== DIRECTIONS ==
Search the material for the word "последние" and copy each line that holds it.

== EXCERPTED RECORDS ==
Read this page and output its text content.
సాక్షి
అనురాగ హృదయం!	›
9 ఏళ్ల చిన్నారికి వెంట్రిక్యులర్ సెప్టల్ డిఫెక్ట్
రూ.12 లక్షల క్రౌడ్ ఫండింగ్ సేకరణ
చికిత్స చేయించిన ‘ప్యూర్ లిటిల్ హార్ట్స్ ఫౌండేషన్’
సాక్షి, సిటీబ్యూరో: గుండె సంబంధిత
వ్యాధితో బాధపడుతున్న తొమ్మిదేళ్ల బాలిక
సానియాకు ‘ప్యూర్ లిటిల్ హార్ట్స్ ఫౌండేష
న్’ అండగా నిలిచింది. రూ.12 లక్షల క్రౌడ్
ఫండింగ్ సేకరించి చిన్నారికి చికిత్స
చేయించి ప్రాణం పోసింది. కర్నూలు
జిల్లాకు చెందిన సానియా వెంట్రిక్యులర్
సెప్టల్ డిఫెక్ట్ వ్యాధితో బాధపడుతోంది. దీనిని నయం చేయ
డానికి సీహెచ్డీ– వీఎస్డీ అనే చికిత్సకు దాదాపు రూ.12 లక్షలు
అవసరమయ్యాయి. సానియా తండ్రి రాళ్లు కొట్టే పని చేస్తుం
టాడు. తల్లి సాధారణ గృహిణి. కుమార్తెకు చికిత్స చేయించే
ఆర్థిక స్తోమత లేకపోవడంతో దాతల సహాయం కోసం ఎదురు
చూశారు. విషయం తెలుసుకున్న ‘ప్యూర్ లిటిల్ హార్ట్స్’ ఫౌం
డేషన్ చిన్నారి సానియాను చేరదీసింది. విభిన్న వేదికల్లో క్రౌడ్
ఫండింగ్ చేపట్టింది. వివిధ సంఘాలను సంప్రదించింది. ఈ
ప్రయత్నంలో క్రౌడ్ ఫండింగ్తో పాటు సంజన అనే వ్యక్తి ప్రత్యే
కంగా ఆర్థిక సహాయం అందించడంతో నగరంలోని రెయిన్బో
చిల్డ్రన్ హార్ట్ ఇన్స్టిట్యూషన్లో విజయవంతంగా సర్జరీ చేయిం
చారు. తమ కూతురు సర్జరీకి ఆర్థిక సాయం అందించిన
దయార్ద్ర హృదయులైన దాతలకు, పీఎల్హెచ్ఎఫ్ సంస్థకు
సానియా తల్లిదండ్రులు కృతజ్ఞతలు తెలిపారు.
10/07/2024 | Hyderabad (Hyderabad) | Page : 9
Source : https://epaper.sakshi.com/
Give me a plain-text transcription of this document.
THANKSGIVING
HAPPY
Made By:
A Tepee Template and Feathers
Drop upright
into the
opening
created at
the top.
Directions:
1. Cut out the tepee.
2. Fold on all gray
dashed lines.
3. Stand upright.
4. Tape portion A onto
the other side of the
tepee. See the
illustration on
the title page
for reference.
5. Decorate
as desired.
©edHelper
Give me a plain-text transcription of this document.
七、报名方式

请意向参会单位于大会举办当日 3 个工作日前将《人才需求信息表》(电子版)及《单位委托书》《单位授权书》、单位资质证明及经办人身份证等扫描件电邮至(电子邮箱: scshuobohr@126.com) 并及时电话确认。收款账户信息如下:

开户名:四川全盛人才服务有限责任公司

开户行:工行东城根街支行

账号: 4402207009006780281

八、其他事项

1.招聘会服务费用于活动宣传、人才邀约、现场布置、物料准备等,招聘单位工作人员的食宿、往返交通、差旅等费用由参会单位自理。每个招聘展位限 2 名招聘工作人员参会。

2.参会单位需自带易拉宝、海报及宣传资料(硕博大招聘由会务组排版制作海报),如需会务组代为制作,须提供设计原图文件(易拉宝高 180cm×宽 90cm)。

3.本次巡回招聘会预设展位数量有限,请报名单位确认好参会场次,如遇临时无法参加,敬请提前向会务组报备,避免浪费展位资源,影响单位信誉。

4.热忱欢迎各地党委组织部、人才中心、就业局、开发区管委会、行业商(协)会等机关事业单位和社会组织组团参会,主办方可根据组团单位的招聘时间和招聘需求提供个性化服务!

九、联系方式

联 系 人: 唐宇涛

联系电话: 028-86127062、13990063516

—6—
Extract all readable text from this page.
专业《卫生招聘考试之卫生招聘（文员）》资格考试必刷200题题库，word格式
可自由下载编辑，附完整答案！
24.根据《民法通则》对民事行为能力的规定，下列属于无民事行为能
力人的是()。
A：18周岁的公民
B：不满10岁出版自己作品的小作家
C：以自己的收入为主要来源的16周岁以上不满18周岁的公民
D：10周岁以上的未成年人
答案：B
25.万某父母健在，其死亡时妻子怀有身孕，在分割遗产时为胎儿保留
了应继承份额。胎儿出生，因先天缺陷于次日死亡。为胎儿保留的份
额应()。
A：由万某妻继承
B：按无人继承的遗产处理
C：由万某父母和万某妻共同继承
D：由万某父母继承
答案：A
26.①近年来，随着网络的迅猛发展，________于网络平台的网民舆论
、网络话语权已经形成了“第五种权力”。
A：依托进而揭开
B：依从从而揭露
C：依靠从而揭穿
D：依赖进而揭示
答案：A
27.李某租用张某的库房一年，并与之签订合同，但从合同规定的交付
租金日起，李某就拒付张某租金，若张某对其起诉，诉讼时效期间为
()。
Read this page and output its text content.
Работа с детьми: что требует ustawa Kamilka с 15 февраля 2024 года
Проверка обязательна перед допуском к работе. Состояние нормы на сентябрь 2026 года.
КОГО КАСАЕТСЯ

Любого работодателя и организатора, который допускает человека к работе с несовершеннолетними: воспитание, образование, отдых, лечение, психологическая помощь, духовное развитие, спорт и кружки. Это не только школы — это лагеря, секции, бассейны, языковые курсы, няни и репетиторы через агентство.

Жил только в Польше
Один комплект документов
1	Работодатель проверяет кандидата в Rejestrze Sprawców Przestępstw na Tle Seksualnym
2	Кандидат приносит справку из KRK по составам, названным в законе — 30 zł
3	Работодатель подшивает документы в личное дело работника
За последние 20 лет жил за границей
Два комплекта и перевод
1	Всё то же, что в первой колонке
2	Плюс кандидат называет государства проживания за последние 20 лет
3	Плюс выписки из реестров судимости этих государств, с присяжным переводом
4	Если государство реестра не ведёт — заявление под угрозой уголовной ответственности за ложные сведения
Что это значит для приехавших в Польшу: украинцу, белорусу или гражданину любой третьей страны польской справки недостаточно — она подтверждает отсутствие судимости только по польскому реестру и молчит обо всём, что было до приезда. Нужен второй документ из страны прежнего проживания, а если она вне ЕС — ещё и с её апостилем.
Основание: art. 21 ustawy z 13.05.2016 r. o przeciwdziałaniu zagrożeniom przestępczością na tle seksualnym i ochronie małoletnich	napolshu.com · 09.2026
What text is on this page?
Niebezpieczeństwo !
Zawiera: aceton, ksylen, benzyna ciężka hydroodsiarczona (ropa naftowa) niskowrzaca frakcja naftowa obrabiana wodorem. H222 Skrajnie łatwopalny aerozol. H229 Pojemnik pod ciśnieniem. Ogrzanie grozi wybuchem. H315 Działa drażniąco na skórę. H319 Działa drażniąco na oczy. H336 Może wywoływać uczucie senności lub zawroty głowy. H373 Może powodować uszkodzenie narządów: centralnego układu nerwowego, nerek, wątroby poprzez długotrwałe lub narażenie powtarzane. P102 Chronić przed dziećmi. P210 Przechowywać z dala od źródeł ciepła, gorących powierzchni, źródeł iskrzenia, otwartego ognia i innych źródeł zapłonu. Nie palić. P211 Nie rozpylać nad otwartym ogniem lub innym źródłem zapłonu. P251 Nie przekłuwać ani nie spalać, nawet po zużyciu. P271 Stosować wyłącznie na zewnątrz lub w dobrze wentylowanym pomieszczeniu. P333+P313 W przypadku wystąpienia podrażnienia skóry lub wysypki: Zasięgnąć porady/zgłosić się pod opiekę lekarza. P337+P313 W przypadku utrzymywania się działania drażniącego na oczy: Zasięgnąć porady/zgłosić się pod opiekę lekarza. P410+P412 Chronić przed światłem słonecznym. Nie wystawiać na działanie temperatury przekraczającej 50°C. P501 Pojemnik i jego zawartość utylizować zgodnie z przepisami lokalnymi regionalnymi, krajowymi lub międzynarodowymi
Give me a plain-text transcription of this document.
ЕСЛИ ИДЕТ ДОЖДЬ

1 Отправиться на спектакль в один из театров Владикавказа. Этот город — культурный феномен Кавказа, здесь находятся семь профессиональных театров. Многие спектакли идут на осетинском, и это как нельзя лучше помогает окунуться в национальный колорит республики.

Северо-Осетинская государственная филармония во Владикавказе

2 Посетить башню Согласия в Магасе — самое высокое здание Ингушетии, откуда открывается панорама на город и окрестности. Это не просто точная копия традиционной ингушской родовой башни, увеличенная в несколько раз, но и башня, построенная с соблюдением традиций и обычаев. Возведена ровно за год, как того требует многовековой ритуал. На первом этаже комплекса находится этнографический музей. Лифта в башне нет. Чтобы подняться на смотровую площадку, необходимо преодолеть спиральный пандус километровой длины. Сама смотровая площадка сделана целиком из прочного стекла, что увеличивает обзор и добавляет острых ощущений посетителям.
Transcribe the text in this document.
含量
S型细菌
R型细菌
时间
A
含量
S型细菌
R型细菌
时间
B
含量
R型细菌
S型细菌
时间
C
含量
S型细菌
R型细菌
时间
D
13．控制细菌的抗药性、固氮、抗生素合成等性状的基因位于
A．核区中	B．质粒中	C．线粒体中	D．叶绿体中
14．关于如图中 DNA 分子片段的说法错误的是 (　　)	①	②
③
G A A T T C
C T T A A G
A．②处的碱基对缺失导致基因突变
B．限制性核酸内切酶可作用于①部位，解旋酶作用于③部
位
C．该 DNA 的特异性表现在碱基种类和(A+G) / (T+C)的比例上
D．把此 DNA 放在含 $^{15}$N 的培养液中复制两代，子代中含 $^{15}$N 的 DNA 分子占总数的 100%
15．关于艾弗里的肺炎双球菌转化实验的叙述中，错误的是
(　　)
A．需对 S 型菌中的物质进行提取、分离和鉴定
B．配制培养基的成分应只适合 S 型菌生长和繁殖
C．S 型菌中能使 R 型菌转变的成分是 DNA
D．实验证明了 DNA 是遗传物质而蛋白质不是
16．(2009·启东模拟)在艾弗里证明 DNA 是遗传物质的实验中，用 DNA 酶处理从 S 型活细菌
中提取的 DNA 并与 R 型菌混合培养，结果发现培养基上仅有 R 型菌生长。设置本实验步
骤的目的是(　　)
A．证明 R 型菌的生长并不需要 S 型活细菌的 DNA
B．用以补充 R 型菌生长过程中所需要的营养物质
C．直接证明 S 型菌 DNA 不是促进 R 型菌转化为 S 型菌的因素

== SOLUTION BELOW ==
За последние 20 лет жил за границей
2	Плюс кандидат называет государства проживания за последние 20 лет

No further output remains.